## [To be done]
State how many lines hold the string "minimize". Give the number and nothing else.

## [Data]
########################################
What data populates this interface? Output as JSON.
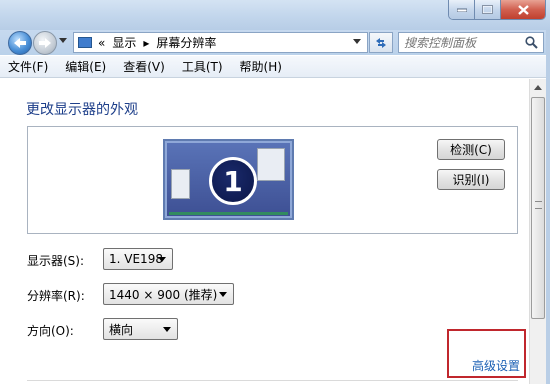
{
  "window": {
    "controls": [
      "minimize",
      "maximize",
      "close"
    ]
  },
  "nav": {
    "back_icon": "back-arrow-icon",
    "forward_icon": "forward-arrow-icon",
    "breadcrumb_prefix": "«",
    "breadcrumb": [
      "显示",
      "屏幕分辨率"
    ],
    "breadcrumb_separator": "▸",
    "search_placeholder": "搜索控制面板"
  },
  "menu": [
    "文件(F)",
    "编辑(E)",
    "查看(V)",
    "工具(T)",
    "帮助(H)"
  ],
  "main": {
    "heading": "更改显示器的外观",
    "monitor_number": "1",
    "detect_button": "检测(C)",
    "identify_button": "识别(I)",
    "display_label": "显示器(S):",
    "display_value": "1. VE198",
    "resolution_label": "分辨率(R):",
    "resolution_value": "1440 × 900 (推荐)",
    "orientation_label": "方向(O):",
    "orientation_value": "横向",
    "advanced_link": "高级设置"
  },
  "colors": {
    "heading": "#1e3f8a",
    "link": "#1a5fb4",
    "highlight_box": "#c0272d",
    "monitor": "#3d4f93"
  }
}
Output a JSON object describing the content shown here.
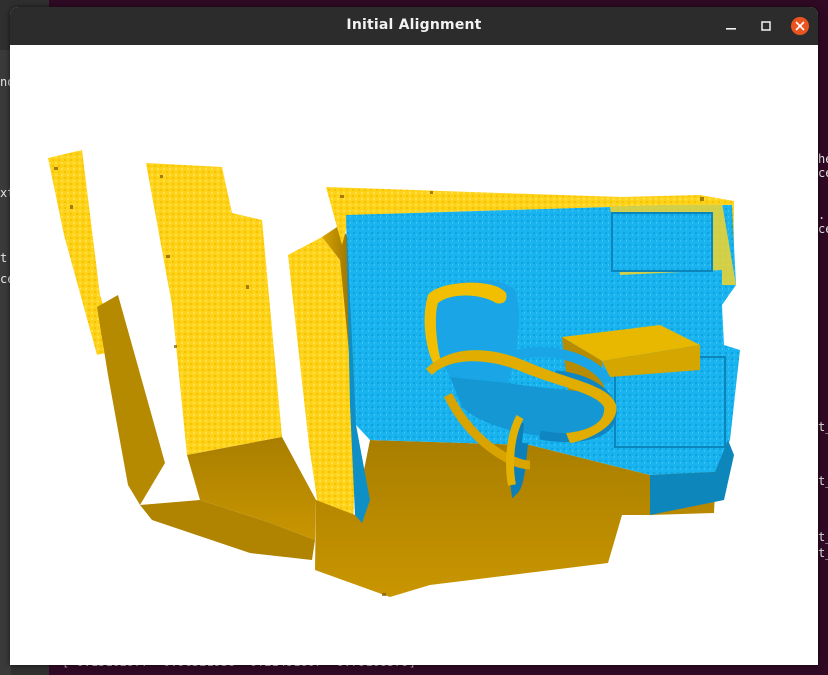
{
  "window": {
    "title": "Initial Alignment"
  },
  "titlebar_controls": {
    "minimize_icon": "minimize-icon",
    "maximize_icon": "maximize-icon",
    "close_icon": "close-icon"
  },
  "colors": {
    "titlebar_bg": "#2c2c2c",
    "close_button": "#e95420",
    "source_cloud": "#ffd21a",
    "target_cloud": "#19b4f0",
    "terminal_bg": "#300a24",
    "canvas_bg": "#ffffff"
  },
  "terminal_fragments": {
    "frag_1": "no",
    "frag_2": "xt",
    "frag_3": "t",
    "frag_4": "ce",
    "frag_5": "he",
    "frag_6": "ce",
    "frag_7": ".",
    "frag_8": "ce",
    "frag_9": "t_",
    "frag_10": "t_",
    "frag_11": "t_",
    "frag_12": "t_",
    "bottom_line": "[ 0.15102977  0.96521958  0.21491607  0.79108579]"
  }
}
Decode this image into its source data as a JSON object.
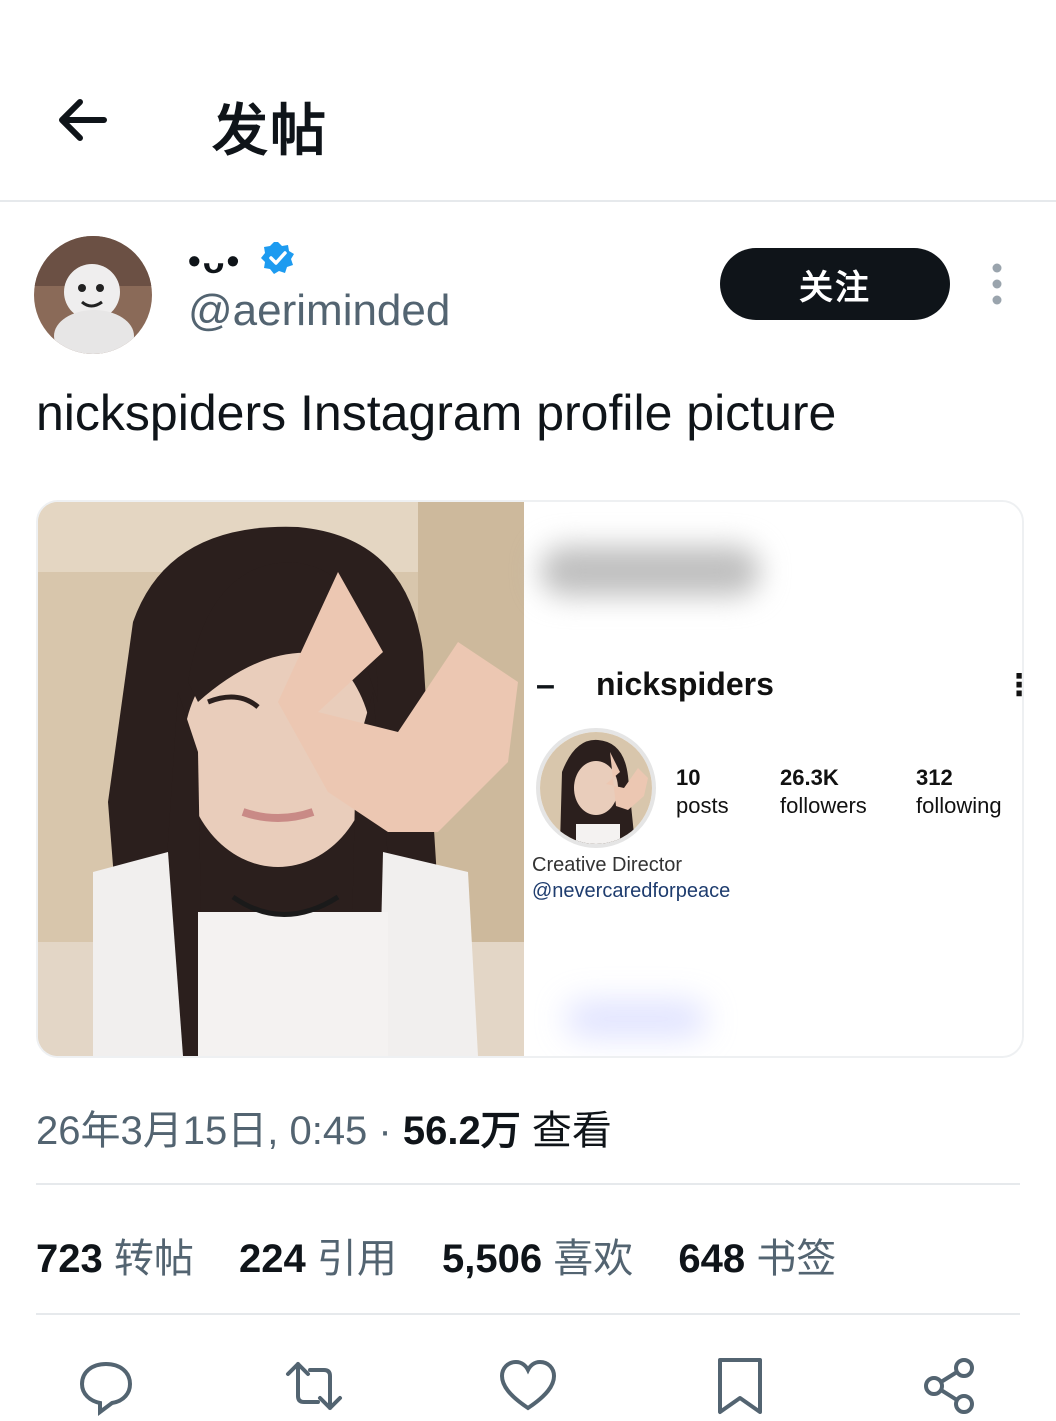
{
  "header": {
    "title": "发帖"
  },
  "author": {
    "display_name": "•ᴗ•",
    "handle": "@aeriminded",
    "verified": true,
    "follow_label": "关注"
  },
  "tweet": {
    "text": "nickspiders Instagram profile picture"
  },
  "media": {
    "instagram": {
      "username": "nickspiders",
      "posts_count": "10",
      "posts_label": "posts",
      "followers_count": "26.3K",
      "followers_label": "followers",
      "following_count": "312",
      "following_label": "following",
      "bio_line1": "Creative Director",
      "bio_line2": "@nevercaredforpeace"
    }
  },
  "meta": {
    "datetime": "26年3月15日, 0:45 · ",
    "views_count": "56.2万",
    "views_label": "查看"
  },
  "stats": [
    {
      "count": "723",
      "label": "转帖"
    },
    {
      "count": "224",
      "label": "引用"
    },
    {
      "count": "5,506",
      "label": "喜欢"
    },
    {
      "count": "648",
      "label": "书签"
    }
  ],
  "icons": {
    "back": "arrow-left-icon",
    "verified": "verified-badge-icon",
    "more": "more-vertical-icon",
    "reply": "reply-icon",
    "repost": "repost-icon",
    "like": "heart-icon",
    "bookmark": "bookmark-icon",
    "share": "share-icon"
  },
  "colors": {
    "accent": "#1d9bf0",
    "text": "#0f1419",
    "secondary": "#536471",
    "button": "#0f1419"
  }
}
########################################
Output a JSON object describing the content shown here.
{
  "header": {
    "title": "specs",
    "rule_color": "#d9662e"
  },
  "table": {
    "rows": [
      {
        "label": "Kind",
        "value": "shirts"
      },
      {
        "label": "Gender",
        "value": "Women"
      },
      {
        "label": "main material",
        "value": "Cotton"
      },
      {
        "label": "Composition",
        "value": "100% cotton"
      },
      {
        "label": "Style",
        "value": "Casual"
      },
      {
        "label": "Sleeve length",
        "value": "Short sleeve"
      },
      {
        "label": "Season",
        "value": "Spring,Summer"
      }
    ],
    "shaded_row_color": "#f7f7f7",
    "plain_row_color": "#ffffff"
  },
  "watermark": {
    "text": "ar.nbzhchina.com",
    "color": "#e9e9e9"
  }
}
########################################
## [Response]
2